Single out the lines that include the word "Information". Copy them.
** Start of Data to process **
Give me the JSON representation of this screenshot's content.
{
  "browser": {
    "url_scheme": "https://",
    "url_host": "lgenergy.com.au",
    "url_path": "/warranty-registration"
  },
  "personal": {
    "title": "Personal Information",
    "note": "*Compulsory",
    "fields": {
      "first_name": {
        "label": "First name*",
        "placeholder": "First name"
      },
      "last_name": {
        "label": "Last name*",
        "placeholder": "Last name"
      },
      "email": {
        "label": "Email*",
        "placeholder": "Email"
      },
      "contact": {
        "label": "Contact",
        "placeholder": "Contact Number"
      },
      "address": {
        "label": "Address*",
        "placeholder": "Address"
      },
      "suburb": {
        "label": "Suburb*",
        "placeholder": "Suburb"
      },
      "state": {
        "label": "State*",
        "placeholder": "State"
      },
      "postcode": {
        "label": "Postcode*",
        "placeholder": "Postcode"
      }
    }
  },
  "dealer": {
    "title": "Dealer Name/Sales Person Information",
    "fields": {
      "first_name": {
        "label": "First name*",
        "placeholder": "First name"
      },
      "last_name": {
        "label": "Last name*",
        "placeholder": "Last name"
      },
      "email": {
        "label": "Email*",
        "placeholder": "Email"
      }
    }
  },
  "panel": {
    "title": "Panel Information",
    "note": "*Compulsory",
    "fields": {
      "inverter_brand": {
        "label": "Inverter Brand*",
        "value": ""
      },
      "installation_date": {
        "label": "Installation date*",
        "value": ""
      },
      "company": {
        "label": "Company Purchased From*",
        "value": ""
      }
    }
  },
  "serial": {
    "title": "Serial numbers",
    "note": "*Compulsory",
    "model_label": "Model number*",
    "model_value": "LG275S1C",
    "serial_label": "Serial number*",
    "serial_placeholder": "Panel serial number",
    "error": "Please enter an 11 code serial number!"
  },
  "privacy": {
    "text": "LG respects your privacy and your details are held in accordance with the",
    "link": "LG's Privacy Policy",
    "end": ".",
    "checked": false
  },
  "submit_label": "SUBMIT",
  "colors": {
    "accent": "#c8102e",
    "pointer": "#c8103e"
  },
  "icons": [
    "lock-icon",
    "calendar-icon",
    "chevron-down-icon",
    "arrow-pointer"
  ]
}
** End of Data to process **
> [Exercise response]:
    "title": "Personal Information",
    "title": "Dealer Name/Sales Person Information",
    "title": "Panel Information",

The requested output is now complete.